Write out every line below that contains "height".

------ Supplied data ------

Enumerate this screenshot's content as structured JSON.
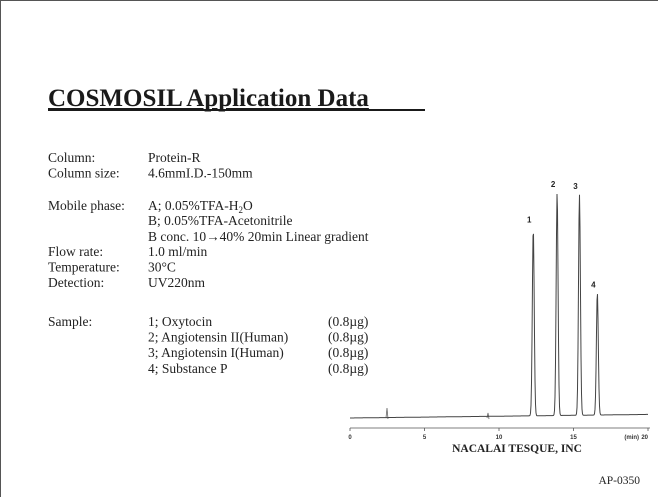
{
  "title": "COSMOSIL Application Data",
  "conditions": {
    "rows": [
      [
        "Column:",
        "Protein-R"
      ],
      [
        "Column size:",
        "4.6mmI.D.-150mm"
      ],
      [
        "Mobile phase:",
        ""
      ]
    ],
    "mobile_phase_label": "Mobile phase:",
    "mobile_phase_a": [
      "A; 0.05%TFA-H",
      "2",
      "O"
    ],
    "mobile_phase_b": "B; 0.05%TFA-Acetonitrile",
    "gradient": "B conc. 10→40% 20min Linear gradient",
    "rows2": [
      [
        "Flow rate:",
        "1.0 ml/min"
      ],
      [
        "Temperature:",
        "30°C"
      ],
      [
        "Detection:",
        "UV220nm"
      ]
    ]
  },
  "sample_label": "Sample:",
  "samples": [
    [
      "1; Oxytocin",
      "(0.8µg)"
    ],
    [
      "2; Angiotensin II(Human)",
      "(0.8µg)"
    ],
    [
      "3; Angiotensin I(Human)",
      "(0.8µg)"
    ],
    [
      "4; Substance P",
      "(0.8µg)"
    ]
  ],
  "chromatogram": {
    "xlim": [
      0,
      20
    ],
    "xticks": [
      0,
      5,
      10,
      15,
      20
    ],
    "x_unit": "(min)",
    "peaks": [
      {
        "label": "1",
        "time": 12.3,
        "height": 84
      },
      {
        "label": "2",
        "time": 13.9,
        "height": 100
      },
      {
        "label": "3",
        "time": 15.4,
        "height": 99
      },
      {
        "label": "4",
        "time": 16.6,
        "height": 55
      }
    ]
  },
  "company": "NACALAI TESQUE, INC",
  "code": "AP-0350"
}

------

> _Solution to this task_:
        "height": 84
        "height": 100
        "height": 99
        "height": 55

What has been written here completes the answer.